◆ What is expected
Pull each line containing "ffffff" out of the data and copy it.

◆ Provided data
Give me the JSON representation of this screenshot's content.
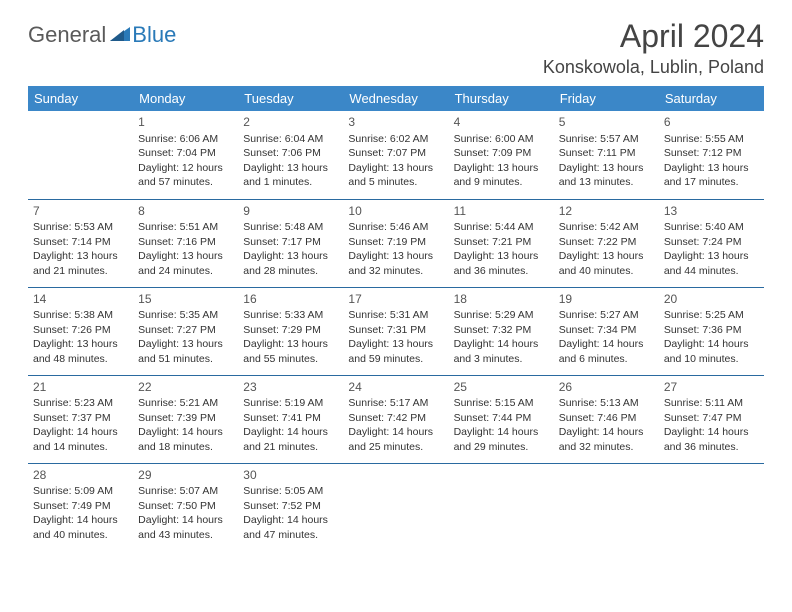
{
  "logo": {
    "general": "General",
    "blue": "Blue"
  },
  "title": "April 2024",
  "location": "Konskowola, Lublin, Poland",
  "colors": {
    "header_bg": "#3b87c8",
    "header_text": "#ffffff",
    "rule": "#2a6aa0",
    "logo_gray": "#5a5a5a",
    "logo_blue": "#2a7ab8",
    "body_text": "#333333",
    "background": "#ffffff"
  },
  "weekdays": [
    "Sunday",
    "Monday",
    "Tuesday",
    "Wednesday",
    "Thursday",
    "Friday",
    "Saturday"
  ],
  "weeks": [
    [
      null,
      {
        "n": "1",
        "sr": "6:06 AM",
        "ss": "7:04 PM",
        "dl": "12 hours and 57 minutes."
      },
      {
        "n": "2",
        "sr": "6:04 AM",
        "ss": "7:06 PM",
        "dl": "13 hours and 1 minutes."
      },
      {
        "n": "3",
        "sr": "6:02 AM",
        "ss": "7:07 PM",
        "dl": "13 hours and 5 minutes."
      },
      {
        "n": "4",
        "sr": "6:00 AM",
        "ss": "7:09 PM",
        "dl": "13 hours and 9 minutes."
      },
      {
        "n": "5",
        "sr": "5:57 AM",
        "ss": "7:11 PM",
        "dl": "13 hours and 13 minutes."
      },
      {
        "n": "6",
        "sr": "5:55 AM",
        "ss": "7:12 PM",
        "dl": "13 hours and 17 minutes."
      }
    ],
    [
      {
        "n": "7",
        "sr": "5:53 AM",
        "ss": "7:14 PM",
        "dl": "13 hours and 21 minutes."
      },
      {
        "n": "8",
        "sr": "5:51 AM",
        "ss": "7:16 PM",
        "dl": "13 hours and 24 minutes."
      },
      {
        "n": "9",
        "sr": "5:48 AM",
        "ss": "7:17 PM",
        "dl": "13 hours and 28 minutes."
      },
      {
        "n": "10",
        "sr": "5:46 AM",
        "ss": "7:19 PM",
        "dl": "13 hours and 32 minutes."
      },
      {
        "n": "11",
        "sr": "5:44 AM",
        "ss": "7:21 PM",
        "dl": "13 hours and 36 minutes."
      },
      {
        "n": "12",
        "sr": "5:42 AM",
        "ss": "7:22 PM",
        "dl": "13 hours and 40 minutes."
      },
      {
        "n": "13",
        "sr": "5:40 AM",
        "ss": "7:24 PM",
        "dl": "13 hours and 44 minutes."
      }
    ],
    [
      {
        "n": "14",
        "sr": "5:38 AM",
        "ss": "7:26 PM",
        "dl": "13 hours and 48 minutes."
      },
      {
        "n": "15",
        "sr": "5:35 AM",
        "ss": "7:27 PM",
        "dl": "13 hours and 51 minutes."
      },
      {
        "n": "16",
        "sr": "5:33 AM",
        "ss": "7:29 PM",
        "dl": "13 hours and 55 minutes."
      },
      {
        "n": "17",
        "sr": "5:31 AM",
        "ss": "7:31 PM",
        "dl": "13 hours and 59 minutes."
      },
      {
        "n": "18",
        "sr": "5:29 AM",
        "ss": "7:32 PM",
        "dl": "14 hours and 3 minutes."
      },
      {
        "n": "19",
        "sr": "5:27 AM",
        "ss": "7:34 PM",
        "dl": "14 hours and 6 minutes."
      },
      {
        "n": "20",
        "sr": "5:25 AM",
        "ss": "7:36 PM",
        "dl": "14 hours and 10 minutes."
      }
    ],
    [
      {
        "n": "21",
        "sr": "5:23 AM",
        "ss": "7:37 PM",
        "dl": "14 hours and 14 minutes."
      },
      {
        "n": "22",
        "sr": "5:21 AM",
        "ss": "7:39 PM",
        "dl": "14 hours and 18 minutes."
      },
      {
        "n": "23",
        "sr": "5:19 AM",
        "ss": "7:41 PM",
        "dl": "14 hours and 21 minutes."
      },
      {
        "n": "24",
        "sr": "5:17 AM",
        "ss": "7:42 PM",
        "dl": "14 hours and 25 minutes."
      },
      {
        "n": "25",
        "sr": "5:15 AM",
        "ss": "7:44 PM",
        "dl": "14 hours and 29 minutes."
      },
      {
        "n": "26",
        "sr": "5:13 AM",
        "ss": "7:46 PM",
        "dl": "14 hours and 32 minutes."
      },
      {
        "n": "27",
        "sr": "5:11 AM",
        "ss": "7:47 PM",
        "dl": "14 hours and 36 minutes."
      }
    ],
    [
      {
        "n": "28",
        "sr": "5:09 AM",
        "ss": "7:49 PM",
        "dl": "14 hours and 40 minutes."
      },
      {
        "n": "29",
        "sr": "5:07 AM",
        "ss": "7:50 PM",
        "dl": "14 hours and 43 minutes."
      },
      {
        "n": "30",
        "sr": "5:05 AM",
        "ss": "7:52 PM",
        "dl": "14 hours and 47 minutes."
      },
      null,
      null,
      null,
      null
    ]
  ],
  "labels": {
    "sunrise": "Sunrise:",
    "sunset": "Sunset:",
    "daylight": "Daylight:"
  }
}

◆ Final answer
    "header_text": "#ffffff",
    "background": "#ffffff"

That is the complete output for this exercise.